Exercise 1
Please identify every row below that contains the string "indicator", and copy each one. Case counts.

Document passage
/---
If you're feeling overwhelmed as an introvert, you might simply be struggling with too FAST.

Feeling Overwhelmed Lately? The Speed of Life May Be to Blame

Feeling overwhelmed these days, fellow introvert? It could be that things are just coming at you way too fast for your happiness and well-being.

When you’re feeling overwhelmed or overcooked or over____-ed as an introvert, you’re often reacting to 
a sense of too much or too many: You’re trying to absorb too much 
information; you’re trying to deal with too much noise; you’re trying to interact with too many people at once without losing your mind, or what’s left of it.

“Overstimulation means that 
a situation deprives you of energy because the impressions are so diverse,” writes coach and speaker Sylvia Löhken, in her thorough and superbly researched book Quiet Impact: How to Be a Successful Introvert.

“This can happen when too many impressions pour down on you at the same time,” stresses Löhken, 
an introvert herself who worked in academic management for 10 years in Germany and Japan.

But often, Löhken says—perhaps more often than many of us 
introverts realize—our overwhelm isn’t a reaction to the amount of what we’re trying to process but, rather, the speed with which it is coming at us.

Sometimes, in other words, 
we’re not battling with too much 
or too many.

We’re battling with too fast.

As Löhken emphasizes:

“Excessive haste can also cause overstimulation—for example, if someone is insisting on quick decisions, speaking more quickly than usual, or signaling impatience via body language (tapping fingers or feet, looking at the clock impatiently).”

How Speed Triggers Overwhelm

In a typical day, Löhken writes, you face all kinds of “quick changes” that can easily wipe you out as an introvert.
\---
Exercise 2
Answer these questions from the article on introvert overwhelm:
(a) In which two countries did Löhken work in academic management?
(b) What is the full title of Löhken's book?
(c) What two body-language signals of impatience does Löhken's quotation on excessive haste give?

(Stored data)
/---
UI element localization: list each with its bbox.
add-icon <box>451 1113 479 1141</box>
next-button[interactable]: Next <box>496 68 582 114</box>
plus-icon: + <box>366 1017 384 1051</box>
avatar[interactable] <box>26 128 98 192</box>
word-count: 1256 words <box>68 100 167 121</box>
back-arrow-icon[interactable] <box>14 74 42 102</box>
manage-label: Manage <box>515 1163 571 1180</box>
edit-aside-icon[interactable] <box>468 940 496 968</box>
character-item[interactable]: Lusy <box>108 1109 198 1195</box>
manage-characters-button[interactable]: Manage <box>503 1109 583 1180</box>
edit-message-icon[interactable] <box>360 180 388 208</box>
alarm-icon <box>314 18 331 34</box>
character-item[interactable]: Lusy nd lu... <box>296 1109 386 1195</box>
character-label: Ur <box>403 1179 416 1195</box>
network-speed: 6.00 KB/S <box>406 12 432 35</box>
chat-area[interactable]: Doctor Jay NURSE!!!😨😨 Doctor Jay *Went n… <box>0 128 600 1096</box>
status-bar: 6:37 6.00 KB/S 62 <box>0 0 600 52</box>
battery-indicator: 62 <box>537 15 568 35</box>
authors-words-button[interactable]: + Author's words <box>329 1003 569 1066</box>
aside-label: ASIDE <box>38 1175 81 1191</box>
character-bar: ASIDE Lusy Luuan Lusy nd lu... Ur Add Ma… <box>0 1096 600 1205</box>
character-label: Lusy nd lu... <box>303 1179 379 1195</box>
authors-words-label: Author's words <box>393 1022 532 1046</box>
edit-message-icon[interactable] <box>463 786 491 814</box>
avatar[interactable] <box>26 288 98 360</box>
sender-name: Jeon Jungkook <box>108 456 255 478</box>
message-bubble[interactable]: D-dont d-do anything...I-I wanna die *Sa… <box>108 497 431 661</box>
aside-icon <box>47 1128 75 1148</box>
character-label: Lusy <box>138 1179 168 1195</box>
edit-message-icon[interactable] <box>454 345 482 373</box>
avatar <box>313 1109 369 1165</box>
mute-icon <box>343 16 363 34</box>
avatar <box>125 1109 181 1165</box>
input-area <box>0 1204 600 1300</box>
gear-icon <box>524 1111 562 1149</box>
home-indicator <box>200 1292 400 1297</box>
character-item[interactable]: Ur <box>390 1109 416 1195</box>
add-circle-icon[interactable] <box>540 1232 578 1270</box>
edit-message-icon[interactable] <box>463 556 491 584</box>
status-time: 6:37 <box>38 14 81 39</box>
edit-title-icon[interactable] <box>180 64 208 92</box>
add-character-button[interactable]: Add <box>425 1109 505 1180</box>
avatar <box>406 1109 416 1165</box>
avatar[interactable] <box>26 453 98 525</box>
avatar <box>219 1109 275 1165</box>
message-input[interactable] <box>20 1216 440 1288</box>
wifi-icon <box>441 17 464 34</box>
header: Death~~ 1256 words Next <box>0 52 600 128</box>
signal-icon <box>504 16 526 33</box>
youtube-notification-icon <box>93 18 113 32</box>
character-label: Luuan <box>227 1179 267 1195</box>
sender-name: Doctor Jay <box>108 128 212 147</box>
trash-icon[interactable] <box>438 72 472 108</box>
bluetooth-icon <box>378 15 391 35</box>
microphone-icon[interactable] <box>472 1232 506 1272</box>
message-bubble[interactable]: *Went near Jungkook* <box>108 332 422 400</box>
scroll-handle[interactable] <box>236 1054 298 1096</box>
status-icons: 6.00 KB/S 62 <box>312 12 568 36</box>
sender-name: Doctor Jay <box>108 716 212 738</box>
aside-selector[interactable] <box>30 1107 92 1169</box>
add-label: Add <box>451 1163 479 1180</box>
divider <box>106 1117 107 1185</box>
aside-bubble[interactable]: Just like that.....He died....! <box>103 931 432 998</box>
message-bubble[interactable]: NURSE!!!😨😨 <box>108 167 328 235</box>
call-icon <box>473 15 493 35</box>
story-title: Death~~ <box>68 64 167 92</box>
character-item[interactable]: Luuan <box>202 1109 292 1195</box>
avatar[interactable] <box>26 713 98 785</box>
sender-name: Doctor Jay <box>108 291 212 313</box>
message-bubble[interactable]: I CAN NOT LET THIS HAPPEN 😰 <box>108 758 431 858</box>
\---
Written answer 1
battery-indicator: 62 <box>537 15 568 35</box>
home-indicator <box>200 1292 400 1297</box>

Written answer 2
(a) Germany and Japan
(b) Quiet Impact: How to Be a Successful Introvert
(c) Tapping fingers or feet, and looking at the clock impatiently